**What is being asked**
Transcribe the material verbatim in full; the pictures do not belong in the copy.

**Material provided**

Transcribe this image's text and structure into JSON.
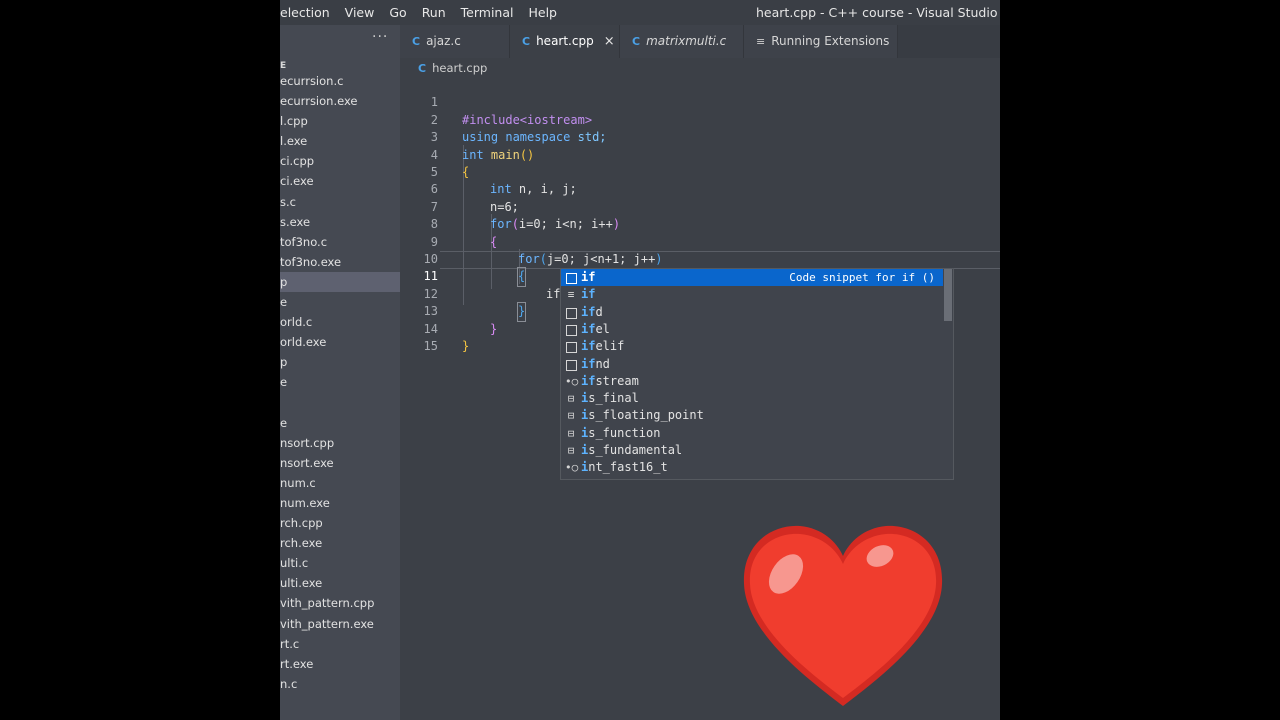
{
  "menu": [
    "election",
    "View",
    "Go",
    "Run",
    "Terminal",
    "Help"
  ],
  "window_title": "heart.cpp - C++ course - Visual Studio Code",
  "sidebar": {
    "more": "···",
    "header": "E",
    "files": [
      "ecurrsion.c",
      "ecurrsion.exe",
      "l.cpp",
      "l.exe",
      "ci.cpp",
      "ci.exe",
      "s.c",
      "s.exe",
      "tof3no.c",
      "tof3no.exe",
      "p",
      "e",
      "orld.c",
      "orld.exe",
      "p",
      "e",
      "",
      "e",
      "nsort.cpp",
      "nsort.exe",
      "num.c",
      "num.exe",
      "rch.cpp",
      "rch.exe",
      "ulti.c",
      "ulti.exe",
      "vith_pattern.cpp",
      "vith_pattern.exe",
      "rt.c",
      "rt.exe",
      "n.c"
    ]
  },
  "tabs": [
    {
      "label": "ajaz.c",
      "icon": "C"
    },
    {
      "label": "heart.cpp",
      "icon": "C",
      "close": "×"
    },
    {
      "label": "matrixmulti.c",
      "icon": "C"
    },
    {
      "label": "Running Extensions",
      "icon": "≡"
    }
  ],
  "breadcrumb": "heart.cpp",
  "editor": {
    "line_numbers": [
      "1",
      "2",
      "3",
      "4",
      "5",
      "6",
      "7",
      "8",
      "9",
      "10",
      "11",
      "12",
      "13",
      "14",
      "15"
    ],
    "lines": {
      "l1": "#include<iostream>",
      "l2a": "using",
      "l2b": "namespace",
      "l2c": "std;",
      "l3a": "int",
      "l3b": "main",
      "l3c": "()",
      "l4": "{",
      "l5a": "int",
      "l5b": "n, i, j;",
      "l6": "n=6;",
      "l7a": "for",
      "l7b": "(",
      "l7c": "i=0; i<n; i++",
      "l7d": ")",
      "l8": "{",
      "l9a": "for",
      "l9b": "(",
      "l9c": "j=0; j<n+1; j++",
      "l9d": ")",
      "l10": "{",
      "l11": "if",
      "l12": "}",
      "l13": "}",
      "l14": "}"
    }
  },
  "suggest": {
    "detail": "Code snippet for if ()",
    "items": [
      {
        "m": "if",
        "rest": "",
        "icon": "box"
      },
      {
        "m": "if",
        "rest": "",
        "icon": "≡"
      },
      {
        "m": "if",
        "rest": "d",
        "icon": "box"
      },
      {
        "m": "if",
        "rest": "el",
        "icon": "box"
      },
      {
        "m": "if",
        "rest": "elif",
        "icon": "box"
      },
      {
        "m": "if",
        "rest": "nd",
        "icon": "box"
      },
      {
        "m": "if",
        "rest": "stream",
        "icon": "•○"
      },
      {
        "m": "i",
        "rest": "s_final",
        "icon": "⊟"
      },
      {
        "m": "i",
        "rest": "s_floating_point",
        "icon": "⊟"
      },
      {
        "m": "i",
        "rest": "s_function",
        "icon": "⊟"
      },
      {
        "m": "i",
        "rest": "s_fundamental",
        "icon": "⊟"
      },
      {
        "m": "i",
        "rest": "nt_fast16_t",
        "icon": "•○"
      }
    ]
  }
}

**Finished task**
Transcribe this image's text and structure into JSON.
{
  "menu": [
    "election",
    "View",
    "Go",
    "Run",
    "Terminal",
    "Help"
  ],
  "window_title": "heart.cpp - C++ course - Visual Studio Code",
  "sidebar": {
    "more": "···",
    "header": "E",
    "files": [
      "ecurrsion.c",
      "ecurrsion.exe",
      "l.cpp",
      "l.exe",
      "ci.cpp",
      "ci.exe",
      "s.c",
      "s.exe",
      "tof3no.c",
      "tof3no.exe",
      "p",
      "e",
      "orld.c",
      "orld.exe",
      "p",
      "e",
      "",
      "e",
      "nsort.cpp",
      "nsort.exe",
      "num.c",
      "num.exe",
      "rch.cpp",
      "rch.exe",
      "ulti.c",
      "ulti.exe",
      "vith_pattern.cpp",
      "vith_pattern.exe",
      "rt.c",
      "rt.exe",
      "n.c"
    ]
  },
  "tabs": [
    {
      "label": "ajaz.c",
      "icon": "C"
    },
    {
      "label": "heart.cpp",
      "icon": "C",
      "close": "×"
    },
    {
      "label": "matrixmulti.c",
      "icon": "C"
    },
    {
      "label": "Running Extensions",
      "icon": "≡"
    }
  ],
  "breadcrumb": "heart.cpp",
  "editor": {
    "line_numbers": [
      "1",
      "2",
      "3",
      "4",
      "5",
      "6",
      "7",
      "8",
      "9",
      "10",
      "11",
      "12",
      "13",
      "14",
      "15"
    ],
    "lines": {
      "l1": "#include<iostream>",
      "l2a": "using",
      "l2b": "namespace",
      "l2c": "std;",
      "l3a": "int",
      "l3b": "main",
      "l3c": "()",
      "l4": "{",
      "l5a": "int",
      "l5b": "n, i, j;",
      "l6": "n=6;",
      "l7a": "for",
      "l7b": "(",
      "l7c": "i=0; i<n; i++",
      "l7d": ")",
      "l8": "{",
      "l9a": "for",
      "l9b": "(",
      "l9c": "j=0; j<n+1; j++",
      "l9d": ")",
      "l10": "{",
      "l11": "if",
      "l12": "}",
      "l13": "}",
      "l14": "}"
    }
  },
  "suggest": {
    "detail": "Code snippet for if ()",
    "items": [
      {
        "m": "if",
        "rest": "",
        "icon": "box"
      },
      {
        "m": "if",
        "rest": "",
        "icon": "≡"
      },
      {
        "m": "if",
        "rest": "d",
        "icon": "box"
      },
      {
        "m": "if",
        "rest": "el",
        "icon": "box"
      },
      {
        "m": "if",
        "rest": "elif",
        "icon": "box"
      },
      {
        "m": "if",
        "rest": "nd",
        "icon": "box"
      },
      {
        "m": "if",
        "rest": "stream",
        "icon": "•○"
      },
      {
        "m": "i",
        "rest": "s_final",
        "icon": "⊟"
      },
      {
        "m": "i",
        "rest": "s_floating_point",
        "icon": "⊟"
      },
      {
        "m": "i",
        "rest": "s_function",
        "icon": "⊟"
      },
      {
        "m": "i",
        "rest": "s_fundamental",
        "icon": "⊟"
      },
      {
        "m": "i",
        "rest": "nt_fast16_t",
        "icon": "•○"
      }
    ]
  }
}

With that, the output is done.